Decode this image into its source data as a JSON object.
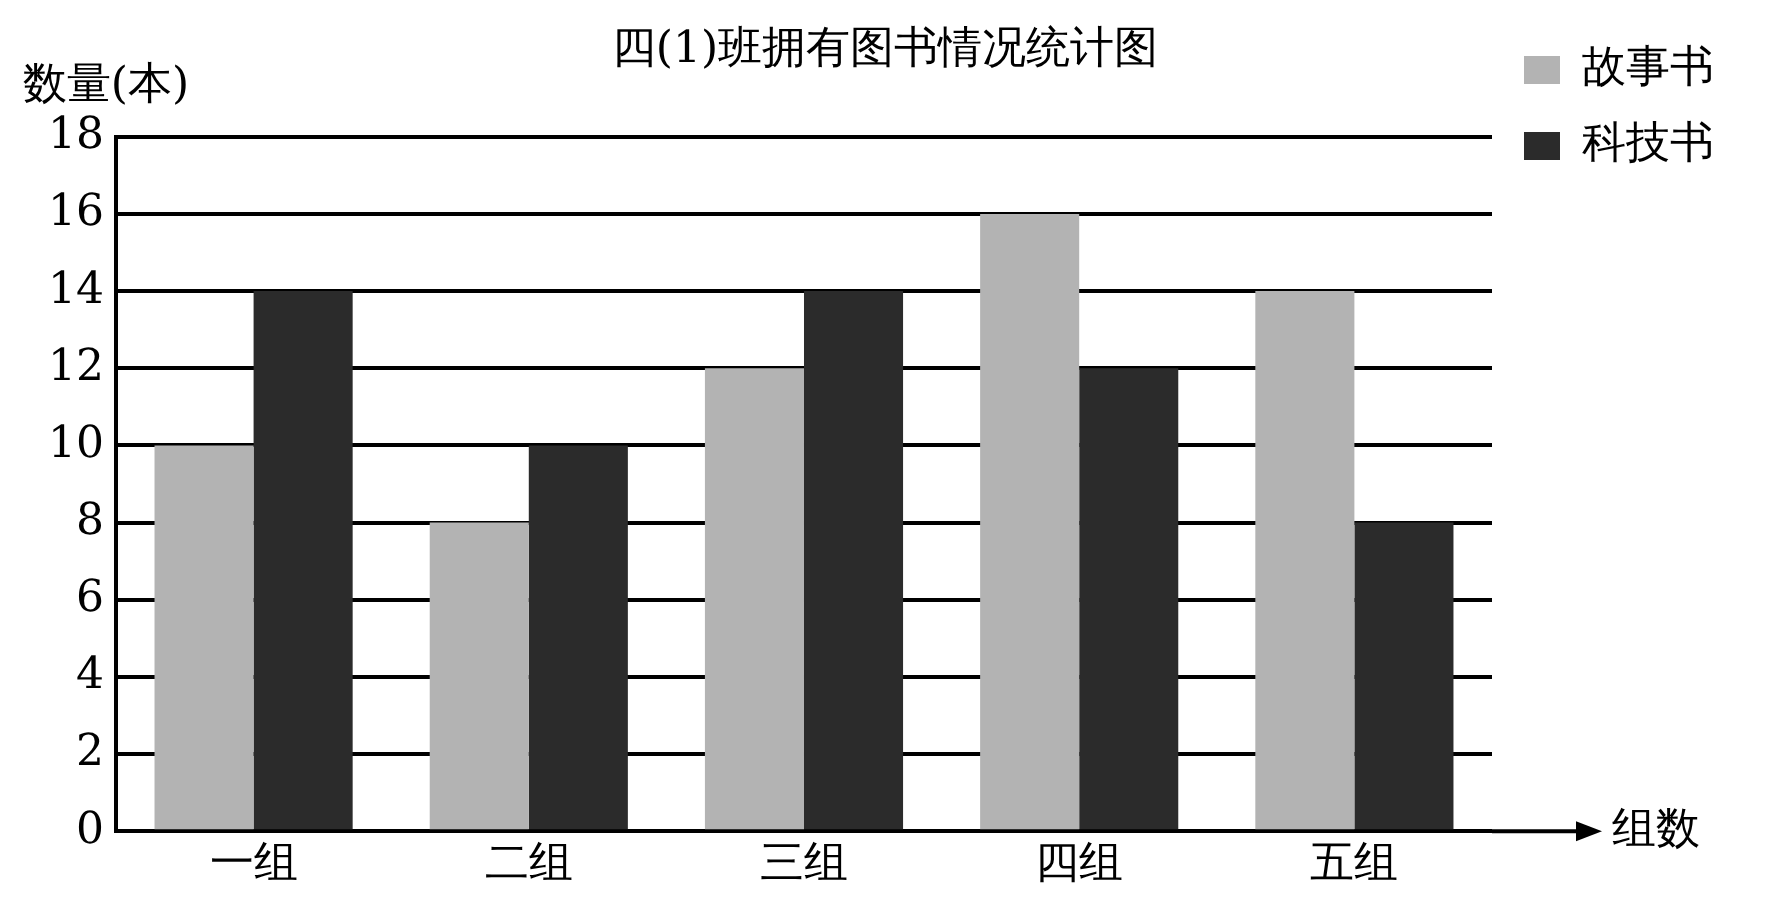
{
  "chart_data": {
    "type": "bar",
    "title": "四(1)班拥有图书情况统计图",
    "xlabel": "组数",
    "ylabel": "数量(本)",
    "categories": [
      "一组",
      "二组",
      "三组",
      "四组",
      "五组"
    ],
    "series": [
      {
        "name": "故事书",
        "color": "#b3b3b3",
        "values": [
          10,
          8,
          12,
          16,
          14
        ]
      },
      {
        "name": "科技书",
        "color": "#2b2b2b",
        "values": [
          14,
          10,
          14,
          12,
          8
        ]
      }
    ],
    "ylim": [
      0,
      18
    ],
    "yticks": [
      0,
      2,
      4,
      6,
      8,
      10,
      12,
      14,
      16,
      18
    ],
    "grid": "y",
    "legend": "top right"
  }
}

######

* _Requirement_
Copy out all the records exactly, excluding pictures.

* _Answer to the exercise_
Decode this image into its source data as a JSON object.
{
  "chart_data": {
    "type": "bar",
    "title": "四(1)班拥有图书情况统计图",
    "xlabel": "组数",
    "ylabel": "数量(本)",
    "categories": [
      "一组",
      "二组",
      "三组",
      "四组",
      "五组"
    ],
    "series": [
      {
        "name": "故事书",
        "color": "#b3b3b3",
        "values": [
          10,
          8,
          12,
          16,
          14
        ]
      },
      {
        "name": "科技书",
        "color": "#2b2b2b",
        "values": [
          14,
          10,
          14,
          12,
          8
        ]
      }
    ],
    "ylim": [
      0,
      18
    ],
    "yticks": [
      0,
      2,
      4,
      6,
      8,
      10,
      12,
      14,
      16,
      18
    ],
    "grid": "y",
    "legend": "top right"
  }
}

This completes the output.